• **Problem**
Quote the data below in full, minus the images.

• **Items from a dataset**
########################################

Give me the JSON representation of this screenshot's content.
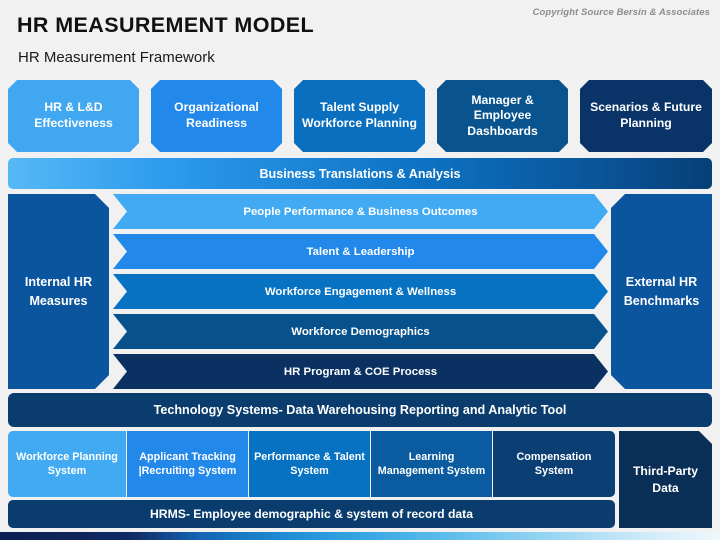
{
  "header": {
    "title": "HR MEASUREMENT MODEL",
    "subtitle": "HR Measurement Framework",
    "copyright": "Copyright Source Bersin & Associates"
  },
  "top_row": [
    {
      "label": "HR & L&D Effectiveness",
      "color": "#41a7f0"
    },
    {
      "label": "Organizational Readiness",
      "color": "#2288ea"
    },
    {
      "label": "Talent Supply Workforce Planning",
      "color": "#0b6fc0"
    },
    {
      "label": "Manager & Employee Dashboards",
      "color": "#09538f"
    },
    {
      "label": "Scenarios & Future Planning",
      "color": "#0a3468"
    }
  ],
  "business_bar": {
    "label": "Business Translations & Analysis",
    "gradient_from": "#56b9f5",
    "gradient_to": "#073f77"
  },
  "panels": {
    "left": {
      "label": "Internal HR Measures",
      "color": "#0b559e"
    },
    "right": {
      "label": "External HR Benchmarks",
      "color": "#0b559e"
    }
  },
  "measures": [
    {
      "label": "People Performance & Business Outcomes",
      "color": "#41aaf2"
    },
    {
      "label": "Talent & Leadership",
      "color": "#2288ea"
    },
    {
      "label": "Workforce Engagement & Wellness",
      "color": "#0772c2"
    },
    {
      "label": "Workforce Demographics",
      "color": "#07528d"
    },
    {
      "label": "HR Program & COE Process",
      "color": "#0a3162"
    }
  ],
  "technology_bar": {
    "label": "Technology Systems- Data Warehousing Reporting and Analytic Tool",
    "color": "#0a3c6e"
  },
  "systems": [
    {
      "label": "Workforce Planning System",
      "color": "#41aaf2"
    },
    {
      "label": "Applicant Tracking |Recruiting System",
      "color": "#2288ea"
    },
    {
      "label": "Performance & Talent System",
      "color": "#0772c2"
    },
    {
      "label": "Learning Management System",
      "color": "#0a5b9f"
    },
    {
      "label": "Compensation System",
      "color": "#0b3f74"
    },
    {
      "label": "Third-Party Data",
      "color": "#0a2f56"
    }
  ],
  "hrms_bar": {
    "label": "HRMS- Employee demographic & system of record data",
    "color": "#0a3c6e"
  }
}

########################################

• **Task result**
Give me the JSON representation of this screenshot's content.
{
  "header": {
    "title": "HR MEASUREMENT MODEL",
    "subtitle": "HR Measurement Framework",
    "copyright": "Copyright Source Bersin & Associates"
  },
  "top_row": [
    {
      "label": "HR & L&D Effectiveness",
      "color": "#41a7f0"
    },
    {
      "label": "Organizational Readiness",
      "color": "#2288ea"
    },
    {
      "label": "Talent Supply Workforce Planning",
      "color": "#0b6fc0"
    },
    {
      "label": "Manager & Employee Dashboards",
      "color": "#09538f"
    },
    {
      "label": "Scenarios & Future Planning",
      "color": "#0a3468"
    }
  ],
  "business_bar": {
    "label": "Business Translations & Analysis",
    "gradient_from": "#56b9f5",
    "gradient_to": "#073f77"
  },
  "panels": {
    "left": {
      "label": "Internal HR Measures",
      "color": "#0b559e"
    },
    "right": {
      "label": "External HR Benchmarks",
      "color": "#0b559e"
    }
  },
  "measures": [
    {
      "label": "People Performance & Business Outcomes",
      "color": "#41aaf2"
    },
    {
      "label": "Talent & Leadership",
      "color": "#2288ea"
    },
    {
      "label": "Workforce Engagement & Wellness",
      "color": "#0772c2"
    },
    {
      "label": "Workforce Demographics",
      "color": "#07528d"
    },
    {
      "label": "HR Program & COE Process",
      "color": "#0a3162"
    }
  ],
  "technology_bar": {
    "label": "Technology Systems- Data Warehousing Reporting and Analytic Tool",
    "color": "#0a3c6e"
  },
  "systems": [
    {
      "label": "Workforce Planning System",
      "color": "#41aaf2"
    },
    {
      "label": "Applicant Tracking |Recruiting System",
      "color": "#2288ea"
    },
    {
      "label": "Performance & Talent System",
      "color": "#0772c2"
    },
    {
      "label": "Learning Management System",
      "color": "#0a5b9f"
    },
    {
      "label": "Compensation System",
      "color": "#0b3f74"
    },
    {
      "label": "Third-Party Data",
      "color": "#0a2f56"
    }
  ],
  "hrms_bar": {
    "label": "HRMS- Employee demographic & system of record data",
    "color": "#0a3c6e"
  }
}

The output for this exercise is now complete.